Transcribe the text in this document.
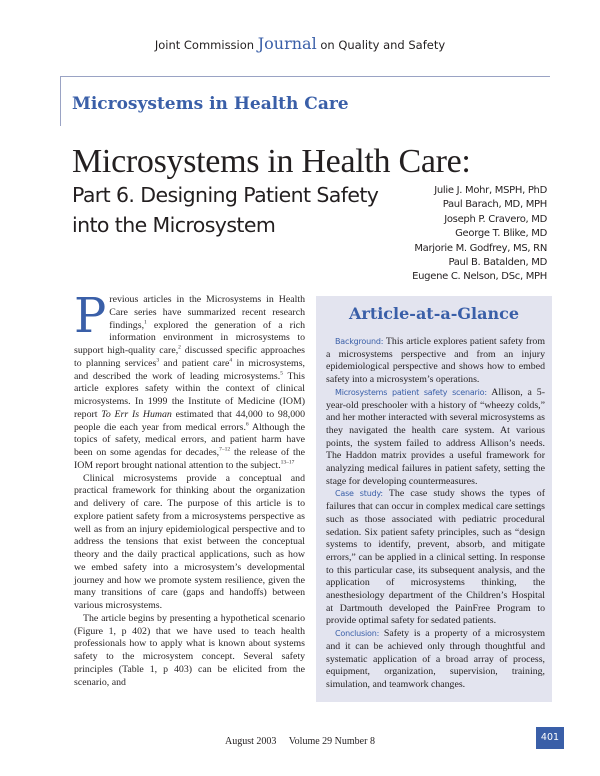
Joint Commission Journal on Quality and Safety
Microsystems in Health Care
Microsystems in Health Care:
Part 6. Designing Patient Safety
into the Microsystem
Julie J. Mohr, MSPH, PhD
Paul Barach, MD, MPH
Joseph P. Cravero, MD
George T. Blike, MD
Marjorie M. Godfrey, MS, RN
Paul B. Batalden, MD
Eugene C. Nelson, DSc, MPH

Previous articles in the Microsystems in Health Care series have summarized recent research findings,$^1$ explored the generation of a rich information environment in microsystems to support high-quality care,$^2$ discussed specific approaches to planning services$^3$ and patient care$^4$ in microsystems, and described the work of leading microsystems.$^5$ This article explores safety within the context of clinical microsystems. In 1999 the Institute of Medicine (IOM) report To Err Is Human estimated that 44,000 to 98,000 people die each year from medical errors.$^6$ Although the topics of safety, medical errors, and patient harm have been on some agendas for decades,$^{7-12}$ the release of the IOM report brought national attention to the subject.$^{13-17}$

Clinical microsystems provide a conceptual and practical framework for thinking about the organization and delivery of care. The purpose of this article is to explore patient safety from a microsystems perspective as well as from an injury epidemiological perspective and to address the tensions that exist between the conceptual theory and the daily practical applications, such as how we embed safety into a microsystem’s developmental journey and how we promote system resilience, given the many transitions of care (gaps and handoffs) between various microsystems.

The article begins by presenting a hypothetical scenario (Figure 1, p 402) that we have used to teach health professionals how to apply what is known about systems safety to the microsystem concept. Several safety principles (Table 1, p 403) can be elicited from the scenario, and

Article-at-a-Glance

Background: This article explores patient safety from a microsystems perspective and from an injury epidemiological perspective and shows how to embed safety into a microsystem’s operations.

Microsystems patient safety scenario: Allison, a 5-year-old preschooler with a history of “wheezy colds,” and her mother interacted with several microsystems as they navigated the health care system. At various points, the system failed to address Allison’s needs. The Haddon matrix provides a useful framework for analyzing medical failures in patient safety, setting the stage for developing countermeasures.

Case study: The case study shows the types of failures that can occur in complex medical care settings such as those associated with pediatric procedural sedation. Six patient safety principles, such as “design systems to identify, prevent, absorb, and mitigate errors,” can be applied in a clinical setting. In response to this particular case, its subsequent analysis, and the application of microsystems thinking, the anesthesiology department of the Children’s Hospital at Dartmouth developed the PainFree Program to provide optimal safety for sedated patients.

Conclusion: Safety is a property of a microsystem and it can be achieved only through thoughtful and systematic application of a broad array of process, equipment, organization, supervision, training, simulation, and teamwork changes.

August 2003     Volume 29 Number 8	401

□ □ □

> [Task description] Search the data above for the string "Paul" and copy each line that has it.

> [Exercise solution]
Paul Barach, MD, MPH
Paul B. Batalden, MD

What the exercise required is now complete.